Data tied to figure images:
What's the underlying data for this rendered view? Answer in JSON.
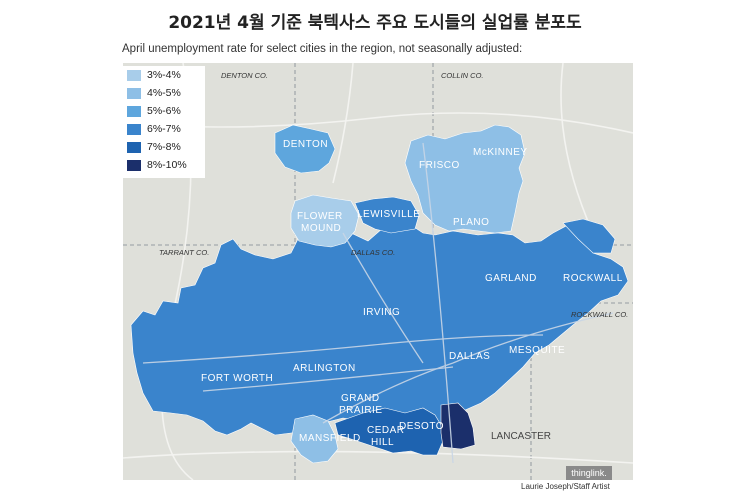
{
  "title": "2021년 4월 기준 북텍사스 주요 도시들의 실업률 분포도",
  "subtitle": "April unemployment rate for select cities in the region, not seasonally adjusted:",
  "legend": [
    {
      "label": "3%-4%",
      "color": "#a8cdea"
    },
    {
      "label": "4%-5%",
      "color": "#8ebfe6"
    },
    {
      "label": "5%-6%",
      "color": "#5ea6dd"
    },
    {
      "label": "6%-7%",
      "color": "#3a84cc"
    },
    {
      "label": "7%-8%",
      "color": "#1e63b0"
    },
    {
      "label": "8%-10%",
      "color": "#1b2f6b"
    }
  ],
  "counties": {
    "denton": "DENTON CO.",
    "collin": "COLLIN CO.",
    "tarrant": "TARRANT CO.",
    "dallas": "DALLAS CO.",
    "rockwall": "ROCKWALL CO."
  },
  "cities": {
    "denton": "DENTON",
    "frisco": "FRISCO",
    "mckinney": "McKINNEY",
    "flower_mound_1": "FLOWER",
    "flower_mound_2": "MOUND",
    "lewisville": "LEWISVILLE",
    "plano": "PLANO",
    "garland": "GARLAND",
    "rockwall": "ROCKWALL",
    "irving": "IRVING",
    "fort_worth": "FORT WORTH",
    "arlington": "ARLINGTON",
    "dallas": "DALLAS",
    "mesquite": "MESQUITE",
    "grand_prairie_1": "GRAND",
    "grand_prairie_2": "PRAIRIE",
    "cedar_hill_1": "CEDAR",
    "cedar_hill_2": "HILL",
    "desoto": "DESOTO",
    "lancaster": "LANCASTER",
    "mansfield": "MANSFIELD"
  },
  "credit": "Laurie Joseph/Staff Artist",
  "watermark": "thinglink."
}
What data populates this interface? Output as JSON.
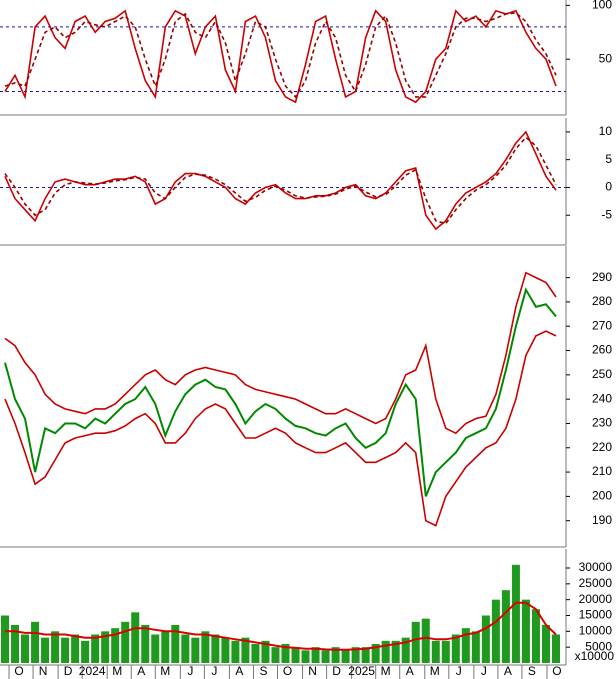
{
  "chart_data": [
    {
      "type": "line",
      "xlim": [
        -0.5,
        56
      ],
      "ylim": [
        0,
        105
      ],
      "yticks": [
        50,
        100
      ],
      "hlines": [
        80,
        20
      ],
      "hline_color": "#1a1aa8",
      "series": [
        {
          "color": "#cc0000",
          "values": [
            20,
            35,
            15,
            80,
            90,
            70,
            60,
            85,
            90,
            75,
            85,
            88,
            95,
            60,
            30,
            15,
            80,
            95,
            90,
            55,
            80,
            90,
            40,
            20,
            85,
            90,
            70,
            30,
            15,
            10,
            45,
            85,
            90,
            50,
            15,
            20,
            70,
            95,
            85,
            40,
            15,
            10,
            20,
            50,
            60,
            95,
            85,
            90,
            80,
            95,
            92,
            95,
            75,
            60,
            50,
            25
          ]
        },
        {
          "color": "#990000",
          "dashed": true,
          "values": [
            25,
            28,
            25,
            50,
            75,
            80,
            70,
            75,
            85,
            82,
            80,
            85,
            90,
            80,
            50,
            25,
            50,
            85,
            92,
            75,
            70,
            85,
            65,
            30,
            55,
            85,
            80,
            50,
            25,
            15,
            30,
            65,
            85,
            70,
            35,
            20,
            45,
            80,
            90,
            65,
            30,
            15,
            15,
            35,
            55,
            80,
            88,
            88,
            85,
            88,
            92,
            93,
            85,
            68,
            55,
            35
          ]
        }
      ]
    },
    {
      "type": "line",
      "xlim": [
        -0.5,
        56
      ],
      "ylim": [
        -10,
        12.5
      ],
      "yticks": [
        -5,
        0,
        5,
        10
      ],
      "hlines": [
        0
      ],
      "hline_color": "#1a1aa8",
      "series": [
        {
          "color": "#cc0000",
          "values": [
            2,
            -2,
            -4,
            -6,
            -2,
            1,
            1.5,
            1,
            0.5,
            0.5,
            1,
            1.5,
            1.5,
            2,
            1,
            -3,
            -2,
            1,
            2.5,
            2.5,
            2,
            1,
            0,
            -2,
            -3,
            -1,
            0,
            0.5,
            -1,
            -2,
            -2,
            -1.5,
            -1.5,
            -1,
            0,
            0.5,
            -1.5,
            -2,
            -1,
            1,
            3,
            3.5,
            -5,
            -7.5,
            -6,
            -3,
            -1,
            0,
            1,
            2.5,
            5,
            8,
            10,
            6,
            2,
            -0.5
          ]
        },
        {
          "color": "#990000",
          "dashed": true,
          "values": [
            2.5,
            0,
            -3,
            -5,
            -4,
            -1,
            0.5,
            1,
            0.8,
            0.6,
            0.8,
            1.2,
            1.4,
            1.8,
            1.5,
            -1,
            -2,
            0,
            1.8,
            2.4,
            2.2,
            1.5,
            0.5,
            -1,
            -2.5,
            -1.8,
            -0.5,
            0.2,
            -0.5,
            -1.5,
            -1.9,
            -1.7,
            -1.6,
            -1.2,
            -0.3,
            0.2,
            -0.8,
            -1.7,
            -1.3,
            0.3,
            2.2,
            3.2,
            -2,
            -6,
            -6.5,
            -4,
            -2,
            -0.5,
            0.5,
            2,
            4,
            7,
            9,
            7.5,
            4,
            0.5
          ]
        }
      ]
    },
    {
      "type": "line",
      "xlim": [
        -0.5,
        56
      ],
      "ylim": [
        180,
        303
      ],
      "yticks": [
        190,
        200,
        210,
        220,
        230,
        240,
        250,
        260,
        270,
        280,
        290
      ],
      "series": [
        {
          "color": "#cc0000",
          "values": [
            265,
            262,
            255,
            250,
            242,
            238,
            236,
            235,
            234,
            236,
            236,
            238,
            242,
            246,
            250,
            252,
            248,
            246,
            250,
            252,
            253,
            252,
            251,
            250,
            246,
            244,
            243,
            242,
            241,
            240,
            238,
            236,
            234,
            234,
            236,
            234,
            232,
            230,
            232,
            240,
            250,
            252,
            262,
            240,
            228,
            226,
            230,
            232,
            233,
            242,
            258,
            278,
            292,
            290,
            288,
            282
          ]
        },
        {
          "color": "#cc0000",
          "values": [
            240,
            230,
            218,
            205,
            208,
            215,
            222,
            224,
            225,
            226,
            226,
            227,
            229,
            232,
            234,
            230,
            222,
            222,
            226,
            232,
            236,
            238,
            236,
            230,
            224,
            224,
            226,
            228,
            226,
            222,
            220,
            218,
            218,
            220,
            222,
            218,
            214,
            214,
            216,
            218,
            222,
            218,
            190,
            188,
            200,
            206,
            212,
            216,
            220,
            222,
            228,
            240,
            258,
            266,
            268,
            266
          ]
        },
        {
          "color": "#008a00",
          "width": 2,
          "values": [
            255,
            240,
            232,
            210,
            228,
            226,
            230,
            230,
            228,
            232,
            230,
            234,
            238,
            240,
            245,
            238,
            225,
            235,
            242,
            246,
            248,
            245,
            244,
            238,
            230,
            235,
            238,
            236,
            232,
            229,
            228,
            226,
            225,
            228,
            230,
            224,
            220,
            222,
            226,
            238,
            246,
            240,
            200,
            210,
            214,
            218,
            224,
            226,
            228,
            236,
            252,
            270,
            285,
            278,
            279,
            274
          ]
        }
      ]
    },
    {
      "type": "bar",
      "xlim": [
        -0.5,
        56
      ],
      "ylim": [
        0,
        36000
      ],
      "yticks": [
        5000,
        10000,
        15000,
        20000,
        25000,
        30000
      ],
      "unit_label": "x10000",
      "xticks": [
        {
          "value": 1.4,
          "label": "O"
        },
        {
          "value": 3.8,
          "label": "N"
        },
        {
          "value": 6.3,
          "label": "D"
        },
        {
          "value": 8.7,
          "label": "2024"
        },
        {
          "value": 11.2,
          "label": "M"
        },
        {
          "value": 13.6,
          "label": "A"
        },
        {
          "value": 16.0,
          "label": "M"
        },
        {
          "value": 18.5,
          "label": "J"
        },
        {
          "value": 20.9,
          "label": "J"
        },
        {
          "value": 23.4,
          "label": "A"
        },
        {
          "value": 25.8,
          "label": "S"
        },
        {
          "value": 28.2,
          "label": "O"
        },
        {
          "value": 30.7,
          "label": "N"
        },
        {
          "value": 33.1,
          "label": "D"
        },
        {
          "value": 35.6,
          "label": "2025"
        },
        {
          "value": 38.0,
          "label": "M"
        },
        {
          "value": 40.4,
          "label": "A"
        },
        {
          "value": 42.9,
          "label": "M"
        },
        {
          "value": 45.3,
          "label": "J"
        },
        {
          "value": 47.8,
          "label": "J"
        },
        {
          "value": 50.2,
          "label": "A"
        },
        {
          "value": 52.6,
          "label": "S"
        },
        {
          "value": 55.1,
          "label": "O"
        }
      ],
      "series": [
        {
          "type": "bar",
          "color": "#1f9a1f",
          "values": [
            15000,
            12000,
            9000,
            13000,
            8000,
            10000,
            8000,
            9000,
            7000,
            9000,
            10000,
            11000,
            13000,
            16000,
            12000,
            9000,
            10000,
            12000,
            9000,
            8000,
            10000,
            9000,
            8000,
            7000,
            8000,
            6000,
            7000,
            5000,
            6000,
            5000,
            4000,
            5000,
            4000,
            5000,
            4000,
            5000,
            5000,
            6000,
            7000,
            7000,
            8000,
            13000,
            14000,
            7000,
            7000,
            9000,
            11000,
            10000,
            15000,
            20000,
            23000,
            31000,
            20000,
            17000,
            12000,
            9000
          ]
        },
        {
          "type": "line",
          "color": "#dd0000",
          "width": 2,
          "values": [
            10000,
            10000,
            9500,
            9500,
            9000,
            9000,
            9000,
            8500,
            8000,
            8000,
            8500,
            9000,
            10000,
            11000,
            11000,
            10500,
            10000,
            10000,
            9500,
            9000,
            9000,
            8500,
            8000,
            7500,
            7000,
            6500,
            6000,
            5500,
            5000,
            4800,
            4500,
            4500,
            4300,
            4200,
            4200,
            4300,
            4500,
            5000,
            5500,
            6000,
            6500,
            7500,
            8000,
            7500,
            7500,
            8000,
            9000,
            9500,
            11000,
            13000,
            16000,
            19000,
            19000,
            17000,
            12000,
            9000
          ]
        }
      ]
    }
  ]
}
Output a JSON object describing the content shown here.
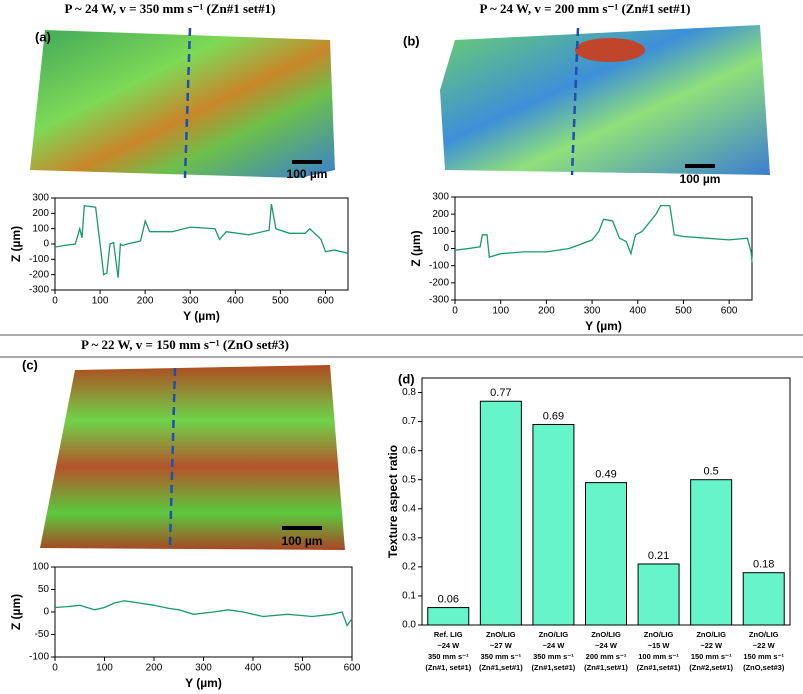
{
  "chart_data": [
    {
      "type": "line",
      "title": "P ~ 24 W, v = 350 mm s⁻¹ (Zn#1 set#1)",
      "panel_label": "(a)",
      "scale_label": "100 µm",
      "xlabel": "Y (µm)",
      "ylabel": "Z (µm)",
      "color": "#1a9b6a",
      "x": [
        0,
        20,
        45,
        55,
        60,
        65,
        90,
        100,
        108,
        115,
        122,
        130,
        140,
        145,
        150,
        160,
        190,
        200,
        210,
        260,
        300,
        355,
        365,
        380,
        430,
        475,
        480,
        490,
        520,
        555,
        565,
        590,
        600,
        620,
        650
      ],
      "values": [
        -20,
        -10,
        0,
        100,
        40,
        250,
        240,
        0,
        -200,
        -190,
        0,
        10,
        -220,
        0,
        -10,
        0,
        20,
        150,
        80,
        80,
        110,
        100,
        30,
        80,
        60,
        90,
        260,
        100,
        70,
        70,
        100,
        30,
        -50,
        -40,
        -60
      ],
      "xlim": [
        0,
        650
      ],
      "ylim": [
        -300,
        300
      ],
      "xticks": [
        0,
        100,
        200,
        300,
        400,
        500,
        600
      ],
      "yticks": [
        -300,
        -200,
        -100,
        0,
        100,
        200,
        300
      ]
    },
    {
      "type": "line",
      "title": "P ~ 24 W, v = 200 mm s⁻¹ (Zn#1 set#1)",
      "panel_label": "(b)",
      "scale_label": "100 µm",
      "xlabel": "Y (µm)",
      "ylabel": "Z (µm)",
      "color": "#1a9b6a",
      "x": [
        0,
        30,
        55,
        60,
        70,
        75,
        100,
        150,
        200,
        250,
        300,
        315,
        325,
        345,
        360,
        375,
        385,
        395,
        410,
        440,
        450,
        470,
        480,
        500,
        550,
        600,
        640,
        648,
        650
      ],
      "values": [
        -10,
        0,
        10,
        80,
        80,
        -50,
        -30,
        -20,
        -20,
        0,
        50,
        100,
        170,
        160,
        60,
        40,
        -30,
        80,
        100,
        200,
        250,
        250,
        80,
        70,
        60,
        50,
        60,
        -20,
        -80
      ],
      "xlim": [
        0,
        650
      ],
      "ylim": [
        -300,
        300
      ],
      "xticks": [
        0,
        100,
        200,
        300,
        400,
        500,
        600
      ],
      "yticks": [
        -300,
        -200,
        -100,
        0,
        100,
        200,
        300
      ]
    },
    {
      "type": "line",
      "title": "P ~ 22 W, v = 150 mm s⁻¹ (ZnO set#3)",
      "panel_label": "(c)",
      "scale_label": "100 µm",
      "xlabel": "Y (µm)",
      "ylabel": "Z (µm)",
      "color": "#1a9b6a",
      "x": [
        0,
        25,
        50,
        80,
        100,
        120,
        140,
        170,
        200,
        230,
        250,
        280,
        320,
        350,
        380,
        420,
        470,
        500,
        520,
        560,
        580,
        590,
        600
      ],
      "values": [
        10,
        12,
        15,
        5,
        10,
        20,
        25,
        20,
        15,
        8,
        5,
        -5,
        0,
        5,
        0,
        -10,
        -5,
        -8,
        -10,
        -5,
        0,
        -30,
        -15
      ],
      "xlim": [
        0,
        600
      ],
      "ylim": [
        -100,
        100
      ],
      "xticks": [
        0,
        100,
        200,
        300,
        400,
        500,
        600
      ],
      "yticks": [
        -100,
        -50,
        0,
        50,
        100
      ]
    },
    {
      "type": "bar",
      "panel_label": "(d)",
      "ylabel": "Texture aspect ratio",
      "color": "#66f5c8",
      "categories": [
        [
          "Ref. LIG",
          "~24 W",
          "350 mm s⁻¹",
          "(Zn#1, set#1)"
        ],
        [
          "ZnO/LIG",
          "~27 W",
          "350 mm s⁻¹",
          "(Zn#1,set#1)"
        ],
        [
          "ZnO/LIG",
          "~24 W",
          "350 mm s⁻¹",
          "(Zn#1,set#1)"
        ],
        [
          "ZnO/LIG",
          "~24 W",
          "200 mm s⁻¹",
          "(Zn#1,set#1)"
        ],
        [
          "ZnO/LIG",
          "~15 W",
          "100 mm s⁻¹",
          "(Zn#1,set#1)"
        ],
        [
          "ZnO/LIG",
          "~22 W",
          "150 mm s⁻¹",
          "(Zn#2,set#1)"
        ],
        [
          "ZnO/LIG",
          "~22 W",
          "150 mm s⁻¹",
          "(ZnO,set#3)"
        ]
      ],
      "values": [
        0.06,
        0.77,
        0.69,
        0.49,
        0.21,
        0.5,
        0.18
      ],
      "ylim": [
        0,
        0.85
      ],
      "yticks": [
        {
          "value": 0,
          "label": "0.0"
        },
        0.1,
        0.2,
        0.3,
        0.4,
        0.5,
        0.6,
        0.7,
        0.8
      ]
    }
  ]
}
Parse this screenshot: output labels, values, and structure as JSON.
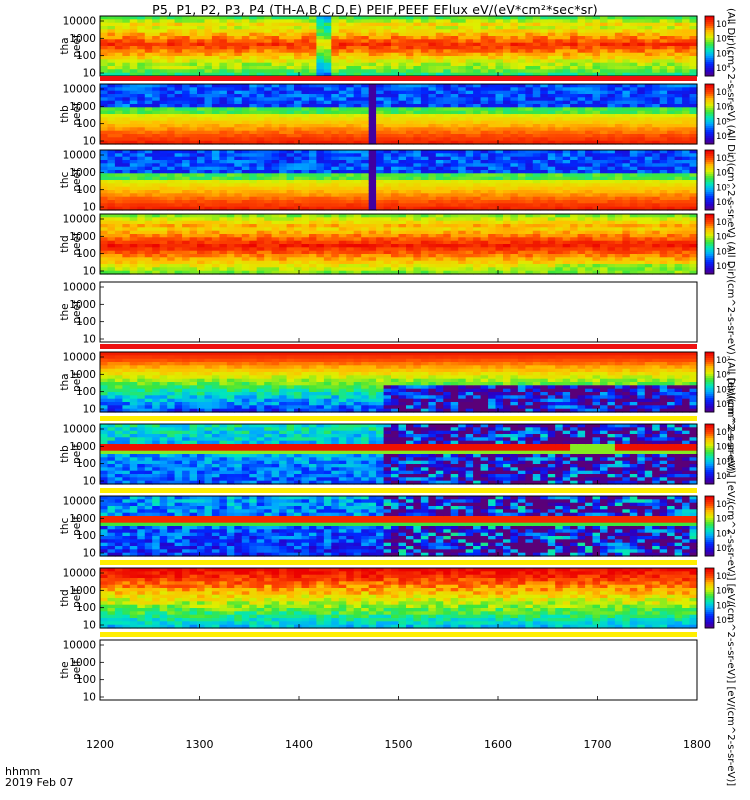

> STATED PROBLEM
From the entries above, copy every line containing the word "this".

> REPLY TO THE TASK
What's the underlying data for this rendered view? Answer in JSON.
What data populates this interface? Output as JSON.
Parse this screenshot: output labels, values, and structure as JSON.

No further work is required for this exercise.